> Daftar Tugas:
1/ Menurut tulisan tentang Pancasila, berapa lama pelajaran Pendidikan Moral Pancasila diberikan di setiap kelas?
2/ Ulangi kata demi kata bagian tulisan tentang Pancasila, mulai dari "Namun Era Reformasi" dan berlanjut sampai "yang tanpa sekat.".

Revitalisasi Nilai Pancasila di Era Mileneal
Jaman
saya sekolah dulu, dari SD hingga kuliah mendapat “siraman kebangsaan” yang
berjudul Penataran P4 (Pedoman Penghayatan dan Pengamalan Pancasila). Program
yang digulirkan oleh rezim Orde baru dibawah payung BP7 ini setiap tahun
dilaksanakan untuk siswa baru di sekolah. Gnerasi yang masa pendidikan
sekolahnya antara 1980-an hingga awal 1990-an masih sempat merasakan penanaman
doktrin Pancasila. Apalagi waktu itu ada pelajaran Pendidikan Moral Pancasila
selama 2 jam setiap minggu di setiap kelas. Bisa dikatakan, dulu tak ada orang
yang tak hafal Pancasila, atau ada anekdot yang mengatakan hanya orang aneh
yang tak hafal Pancasila. Selain Penataran
P4 untuk siswa baru, juga ada cerdas cermat P4 di layar kaca dan Forum Negara
Pancasila di corong RRI. Pemerintah pun secara masif menggerakan penanaman Pancasila
hingga ke desa-desa.
Namun Era Reformasi 1998, telah
mengubah paradigma bangsa. Ditambah globalisasi yang mencengkeram dunia. Semua
paham yang ada di belahan dunia manapun dapat diakses dengan mudah oleh anak
bangsa melalui saluran internet. Tak ada sekat lagi antar bangsa. Akibatnya
paham-paham luar yang berbau liberal, radikal dan yang tak sesuai dengan nilai
Pancasila masuk ke setiap dinding rumah masyarakat yang tanpa sekat.

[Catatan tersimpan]

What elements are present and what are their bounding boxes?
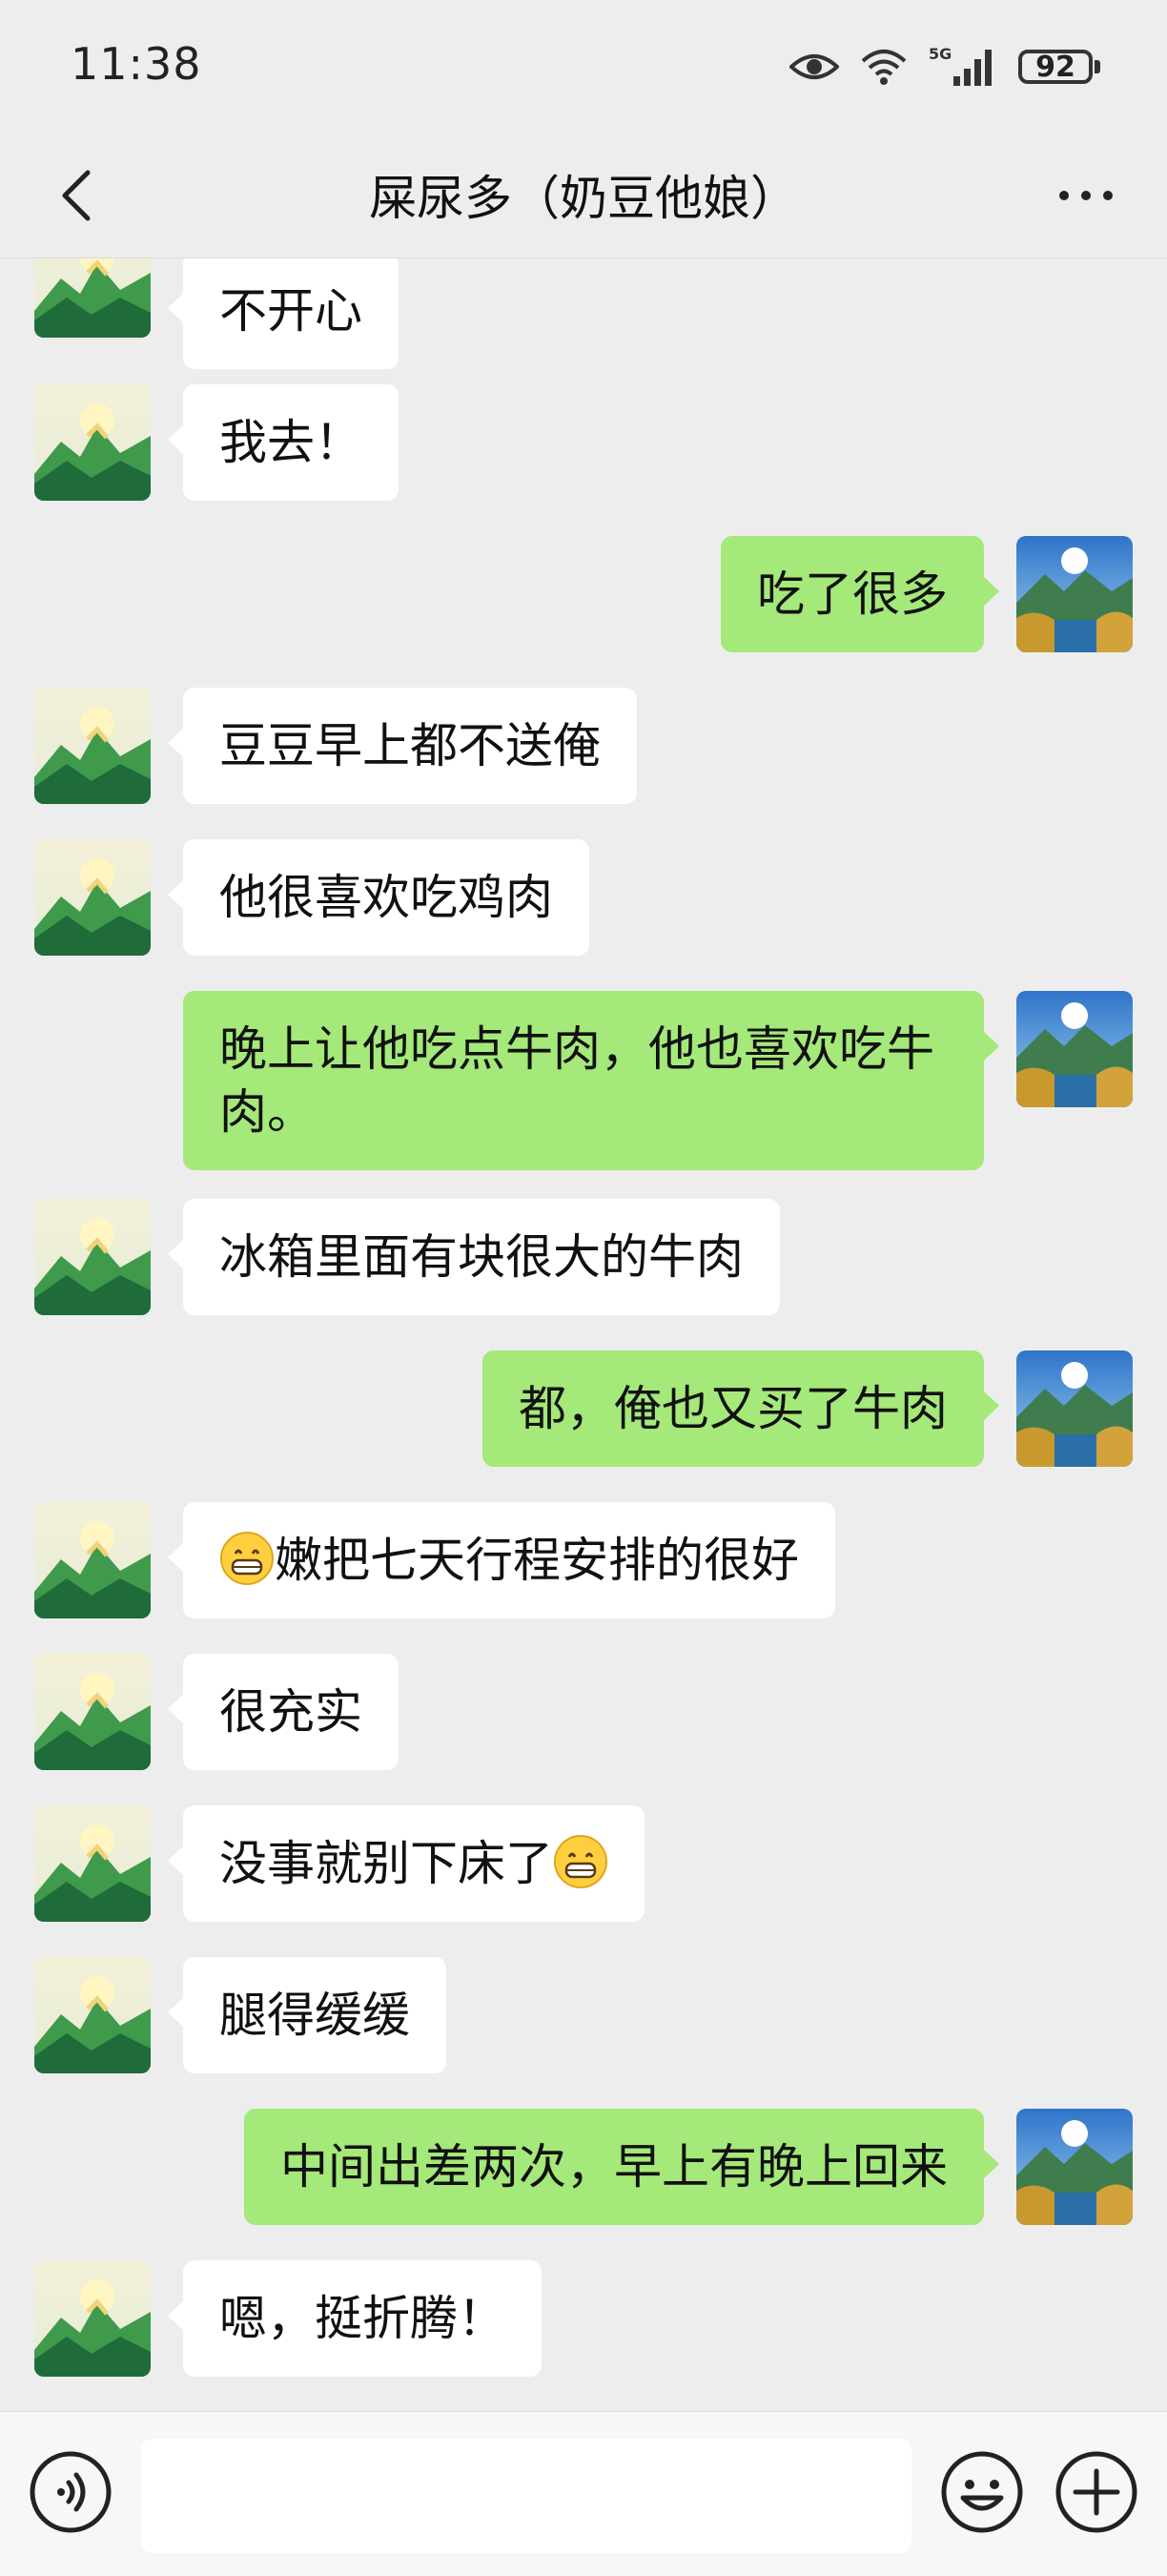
signal-5g-icon: 5G (929, 46, 997, 88)
contact-avatar[interactable] (34, 688, 151, 804)
contact-avatar[interactable] (34, 2260, 151, 2377)
message-bubble[interactable]: 都，俺也又买了牛肉 (482, 1350, 999, 1467)
more-button[interactable] (1043, 157, 1129, 234)
eye-icon (789, 50, 839, 84)
grin-emoji-icon (220, 1532, 274, 1585)
voice-icon (30, 2451, 112, 2533)
contact-avatar[interactable] (34, 1502, 151, 1618)
emoji-smile-icon (941, 2451, 1023, 2533)
message-bubble[interactable]: 很充实 (168, 1654, 399, 1770)
chat-header: 屎尿多（奶豆他娘） (0, 134, 1167, 258)
message-bubble[interactable]: 中间出差两次，早上有晚上回来 (244, 2109, 999, 2225)
grin-emoji-icon (554, 1835, 607, 1888)
status-time: 11:38 (71, 38, 202, 90)
message-bubble[interactable]: 嫩把七天行程安排的很好 (168, 1502, 835, 1618)
message-bubble[interactable]: 没事就别下床了 (168, 1805, 645, 1922)
battery-level: 92 (1018, 50, 1093, 84)
contact-avatar[interactable] (34, 839, 151, 956)
network-label: 5G (929, 46, 952, 63)
message-bubble[interactable]: 晚上让他吃点牛肉，他也喜欢吃牛肉。 (183, 991, 999, 1170)
message-bubble[interactable]: 腿得缓缓 (168, 1957, 446, 2073)
message-bubble[interactable]: 吃了很多 (721, 536, 999, 652)
my-avatar[interactable] (1016, 991, 1133, 1107)
plus-button[interactable] (1054, 2450, 1138, 2534)
emoji-button[interactable] (940, 2450, 1024, 2534)
status-icons: 5G 92 (789, 44, 1100, 90)
my-avatar[interactable] (1016, 1350, 1133, 1467)
contact-avatar[interactable] (34, 258, 151, 338)
contact-avatar[interactable] (34, 1805, 151, 1922)
contact-avatar[interactable] (34, 1957, 151, 2073)
input-bar (0, 2411, 1167, 2576)
my-avatar[interactable] (1016, 2109, 1133, 2225)
message-bubble[interactable]: 冰箱里面有块很大的牛肉 (168, 1199, 780, 1315)
message-input[interactable] (141, 2439, 911, 2553)
status-bar: 11:38 5G 92 (0, 0, 1167, 134)
contact-avatar[interactable] (34, 1199, 151, 1315)
plus-circle-icon (1055, 2451, 1137, 2533)
message-bubble[interactable]: 豆豆早上都不送俺 (168, 688, 637, 804)
wifi-icon (860, 48, 908, 86)
message-bubble[interactable]: 他很喜欢吃鸡肉 (168, 839, 589, 956)
voice-button[interactable] (29, 2450, 113, 2534)
battery-icon: 92 (1018, 50, 1100, 84)
my-avatar[interactable] (1016, 536, 1133, 652)
message-bubble[interactable]: 嗯，挺折腾！ (168, 2260, 542, 2377)
more-dots-icon (1059, 191, 1113, 200)
chat-title: 屎尿多（奶豆他娘） (369, 171, 798, 226)
message-bubble[interactable]: 不开心 (168, 258, 399, 369)
message-list[interactable]: 不开心 我去！ 吃了很多 豆豆早上都不送俺 他很喜欢吃鸡肉 晚上让他吃点牛肉，他… (0, 258, 1167, 2411)
contact-avatar[interactable] (34, 1654, 151, 1770)
message-text: 嫩把七天行程安排的很好 (275, 1533, 799, 1588)
contact-avatar[interactable] (34, 384, 151, 501)
message-text: 没事就别下床了 (219, 1836, 553, 1891)
message-bubble[interactable]: 我去！ (168, 384, 399, 501)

> Hasil:
1/ Selama 2 jam setiap minggu.

2/
Namun Era Reformasi 1998, telah
mengubah paradigma bangsa. Ditambah globalisasi yang mencengkeram dunia. Semua
paham yang ada di belahan dunia manapun dapat diakses dengan mudah oleh anak
bangsa melalui saluran internet. Tak ada sekat lagi antar bangsa. Akibatnya
paham-paham luar yang berbau liberal, radikal dan yang tak sesuai dengan nilai
Pancasila masuk ke setiap dinding rumah masyarakat yang tanpa sekat.